## WHAT IS EXPECTED
Restate the data word for word and leave the images out.

## INPUT MATERIAL
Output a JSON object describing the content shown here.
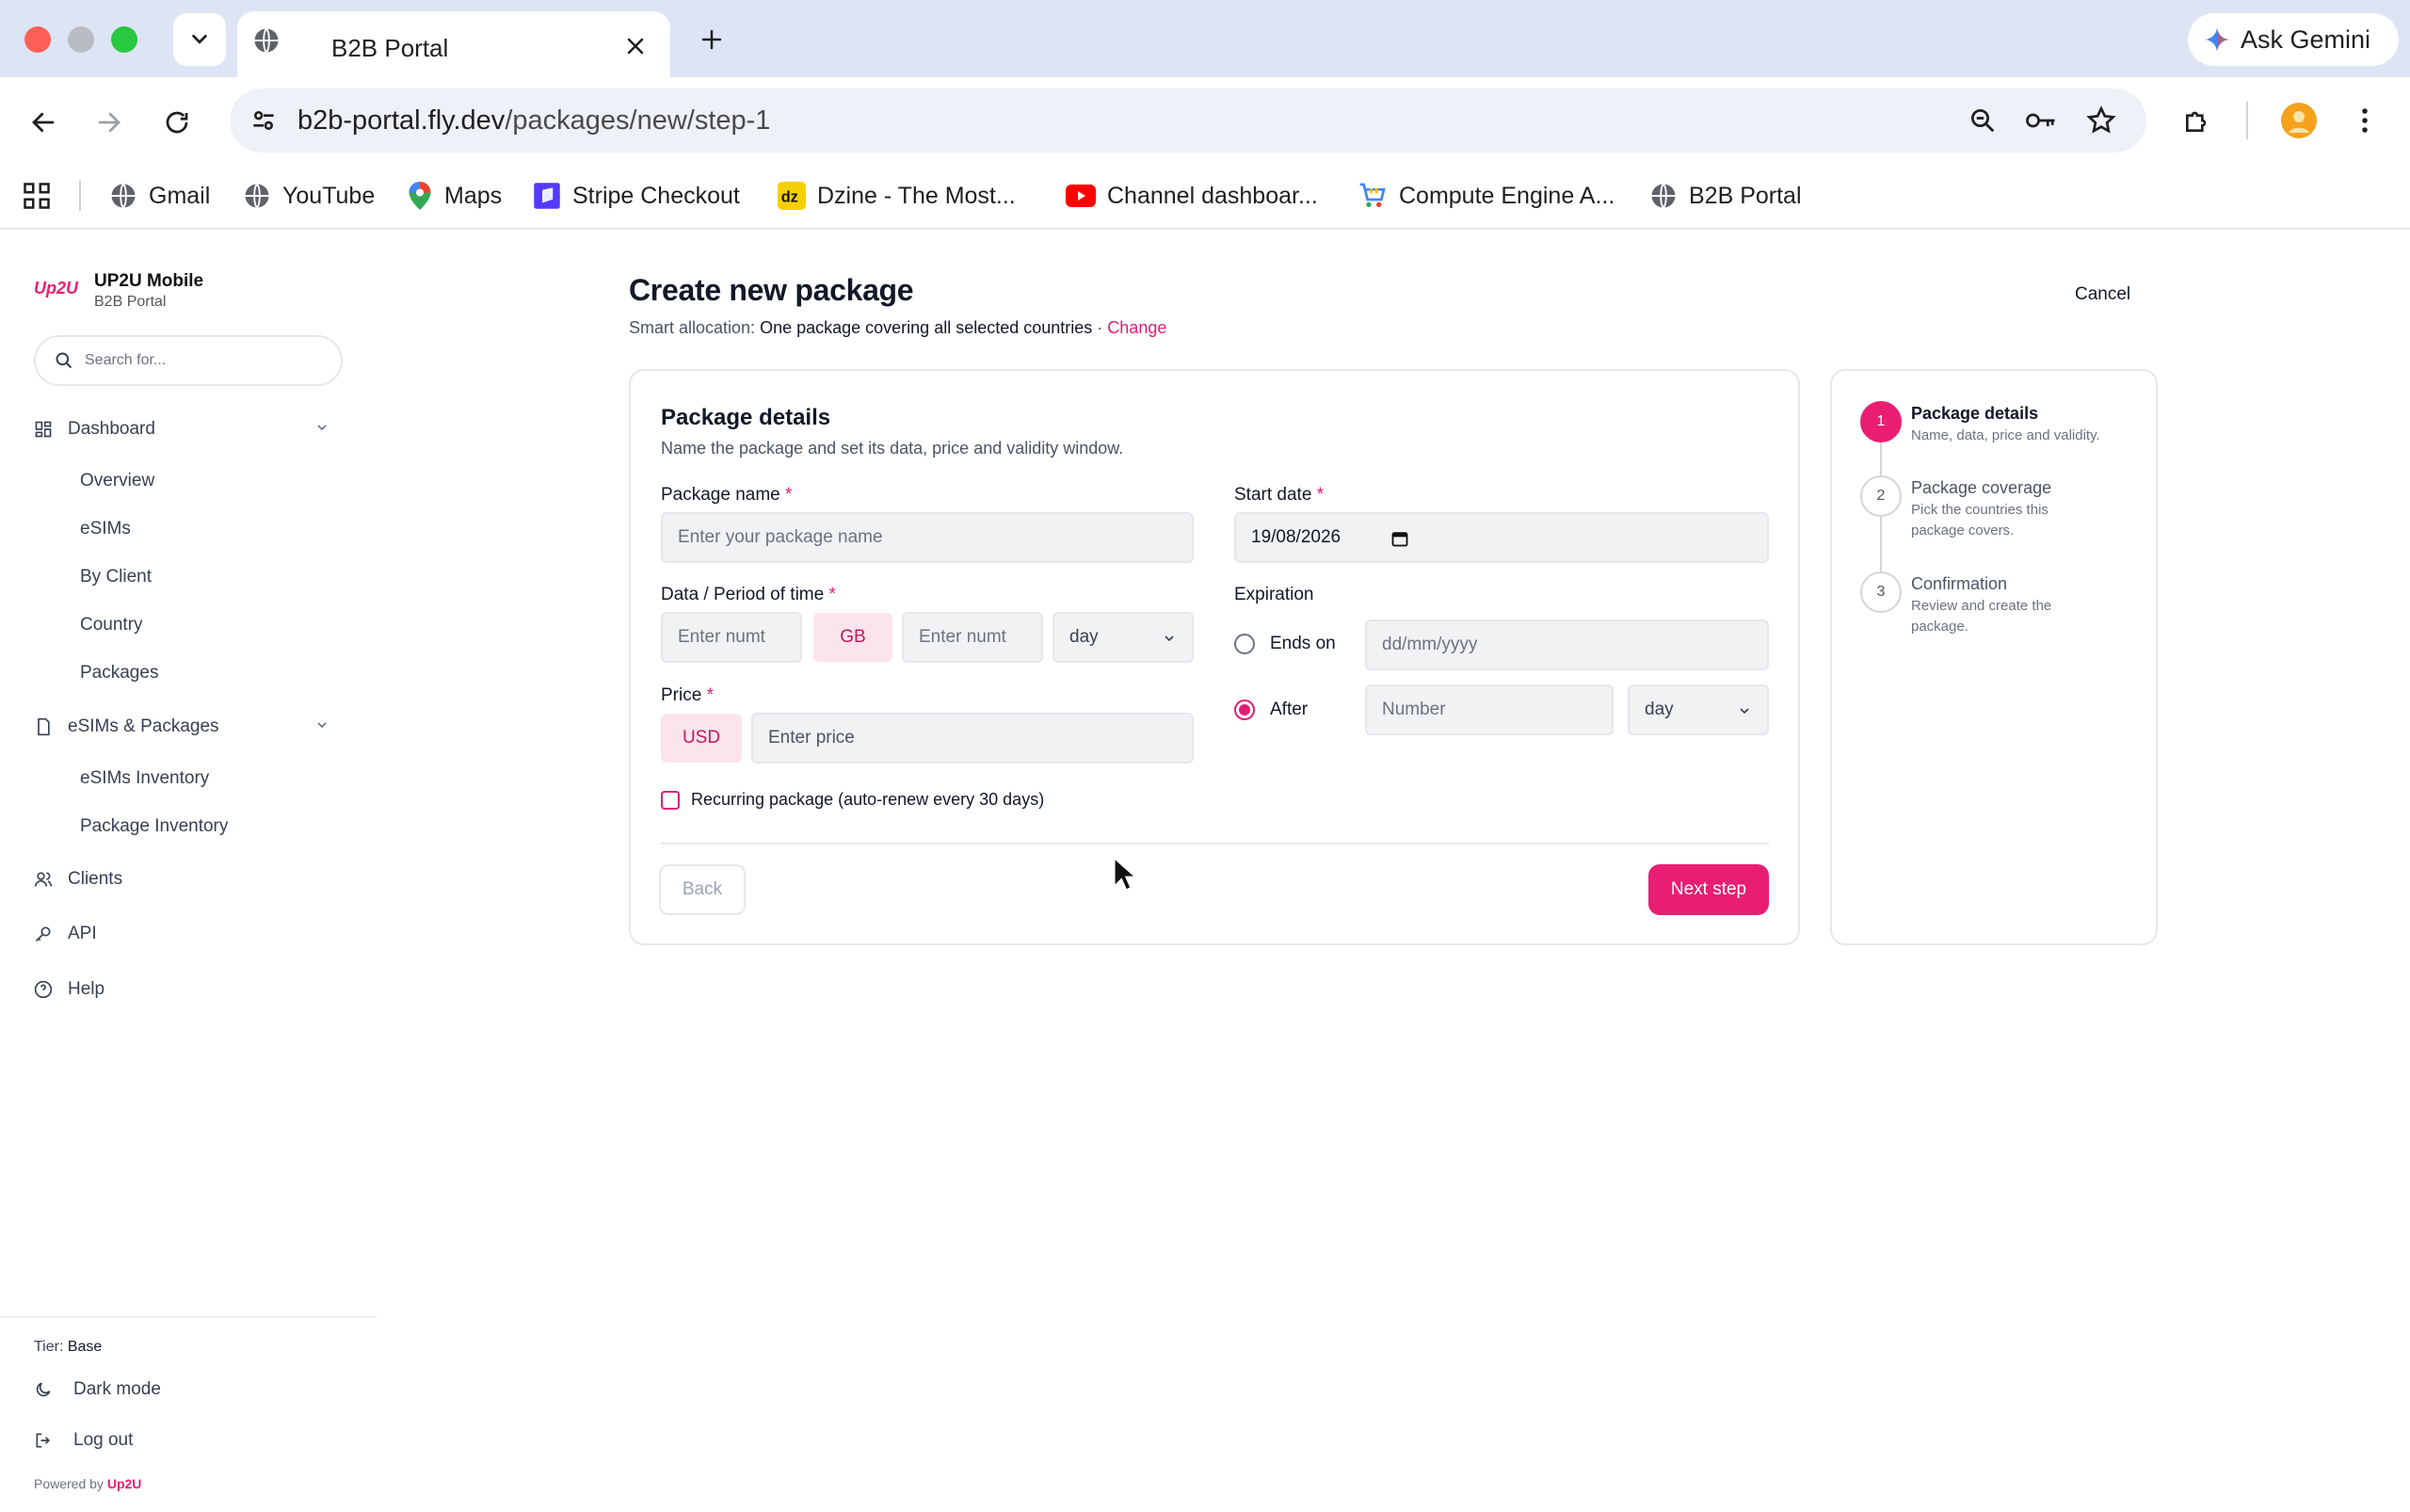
{
  "browser": {
    "tab_title": "B2B Portal",
    "ask_gemini": "Ask Gemini",
    "url_host": "b2b-portal.fly.dev",
    "url_path": "/packages/new/step-1",
    "bookmarks": [
      {
        "label": "Gmail",
        "icon": "globe-icon"
      },
      {
        "label": "YouTube",
        "icon": "globe-icon"
      },
      {
        "label": "Maps",
        "icon": "maps-pin-icon"
      },
      {
        "label": "Stripe Checkout",
        "icon": "stripe-icon"
      },
      {
        "label": "Dzine - The Most...",
        "icon": "dzine-icon"
      },
      {
        "label": "Channel dashboar...",
        "icon": "youtube-icon"
      },
      {
        "label": "Compute Engine A...",
        "icon": "cart-icon"
      },
      {
        "label": "B2B Portal",
        "icon": "globe-icon"
      }
    ]
  },
  "sidebar": {
    "logo_text": "Up2U",
    "brand_name": "UP2U Mobile",
    "brand_sub": "B2B Portal",
    "search_placeholder": "Search for...",
    "dashboard_label": "Dashboard",
    "dashboard_items": [
      "Overview",
      "eSIMs",
      "By Client",
      "Country",
      "Packages"
    ],
    "esims_label": "eSIMs & Packages",
    "esims_items": [
      "eSIMs Inventory",
      "Package Inventory"
    ],
    "clients": "Clients",
    "api": "API",
    "help": "Help",
    "tier_label": "Tier:",
    "tier_value": "Base",
    "dark_mode": "Dark mode",
    "log_out": "Log out",
    "powered_by": "Powered by",
    "powered_brand": "Up2U"
  },
  "header": {
    "title": "Create new package",
    "smart_label": "Smart allocation:",
    "smart_value": "One package covering all selected countries",
    "smart_sep": " · ",
    "change": "Change",
    "cancel": "Cancel"
  },
  "form": {
    "section_title": "Package details",
    "section_desc": "Name the package and set its data, price and validity window.",
    "package_name_label": "Package name",
    "package_name_placeholder": "Enter your package name",
    "start_date_label": "Start date",
    "start_date_value": "19/08/2026",
    "data_period_label": "Data / Period of time",
    "data_placeholder": "Enter numt",
    "data_unit": "GB",
    "period_placeholder": "Enter numt",
    "period_unit": "day",
    "expiration_label": "Expiration",
    "ends_on_label": "Ends on",
    "ends_on_placeholder": "dd/mm/yyyy",
    "after_label": "After",
    "after_placeholder": "Number",
    "after_unit": "day",
    "expiration_selected": "After",
    "price_label": "Price",
    "currency": "USD",
    "price_placeholder": "Enter price",
    "recurring_label": "Recurring package (auto-renew every 30 days)",
    "recurring_checked": false,
    "back": "Back",
    "next": "Next step",
    "required_mark": "*"
  },
  "steps": [
    {
      "num": "1",
      "title": "Package details",
      "desc": "Name, data, price and validity.",
      "active": true
    },
    {
      "num": "2",
      "title": "Package coverage",
      "desc": "Pick the countries this package covers.",
      "active": false
    },
    {
      "num": "3",
      "title": "Confirmation",
      "desc": "Review and create the package.",
      "active": false
    }
  ],
  "colors": {
    "accent": "#e91e72",
    "chrome": "#dde5f4"
  }
}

## WORKED SOLUTION
Output a JSON object describing the content shown here.
{
  "browser": {
    "tab_title": "B2B Portal",
    "ask_gemini": "Ask Gemini",
    "url_host": "b2b-portal.fly.dev",
    "url_path": "/packages/new/step-1",
    "bookmarks": [
      {
        "label": "Gmail",
        "icon": "globe-icon"
      },
      {
        "label": "YouTube",
        "icon": "globe-icon"
      },
      {
        "label": "Maps",
        "icon": "maps-pin-icon"
      },
      {
        "label": "Stripe Checkout",
        "icon": "stripe-icon"
      },
      {
        "label": "Dzine - The Most...",
        "icon": "dzine-icon"
      },
      {
        "label": "Channel dashboar...",
        "icon": "youtube-icon"
      },
      {
        "label": "Compute Engine A...",
        "icon": "cart-icon"
      },
      {
        "label": "B2B Portal",
        "icon": "globe-icon"
      }
    ]
  },
  "sidebar": {
    "logo_text": "Up2U",
    "brand_name": "UP2U Mobile",
    "brand_sub": "B2B Portal",
    "search_placeholder": "Search for...",
    "dashboard_label": "Dashboard",
    "dashboard_items": [
      "Overview",
      "eSIMs",
      "By Client",
      "Country",
      "Packages"
    ],
    "esims_label": "eSIMs & Packages",
    "esims_items": [
      "eSIMs Inventory",
      "Package Inventory"
    ],
    "clients": "Clients",
    "api": "API",
    "help": "Help",
    "tier_label": "Tier:",
    "tier_value": "Base",
    "dark_mode": "Dark mode",
    "log_out": "Log out",
    "powered_by": "Powered by",
    "powered_brand": "Up2U"
  },
  "header": {
    "title": "Create new package",
    "smart_label": "Smart allocation:",
    "smart_value": "One package covering all selected countries",
    "smart_sep": " · ",
    "change": "Change",
    "cancel": "Cancel"
  },
  "form": {
    "section_title": "Package details",
    "section_desc": "Name the package and set its data, price and validity window.",
    "package_name_label": "Package name",
    "package_name_placeholder": "Enter your package name",
    "start_date_label": "Start date",
    "start_date_value": "19/08/2026",
    "data_period_label": "Data / Period of time",
    "data_placeholder": "Enter numt",
    "data_unit": "GB",
    "period_placeholder": "Enter numt",
    "period_unit": "day",
    "expiration_label": "Expiration",
    "ends_on_label": "Ends on",
    "ends_on_placeholder": "dd/mm/yyyy",
    "after_label": "After",
    "after_placeholder": "Number",
    "after_unit": "day",
    "expiration_selected": "After",
    "price_label": "Price",
    "currency": "USD",
    "price_placeholder": "Enter price",
    "recurring_label": "Recurring package (auto-renew every 30 days)",
    "recurring_checked": false,
    "back": "Back",
    "next": "Next step",
    "required_mark": "*"
  },
  "steps": [
    {
      "num": "1",
      "title": "Package details",
      "desc": "Name, data, price and validity.",
      "active": true
    },
    {
      "num": "2",
      "title": "Package coverage",
      "desc": "Pick the countries this package covers.",
      "active": false
    },
    {
      "num": "3",
      "title": "Confirmation",
      "desc": "Review and create the package.",
      "active": false
    }
  ],
  "colors": {
    "accent": "#e91e72",
    "chrome": "#dde5f4"
  }
}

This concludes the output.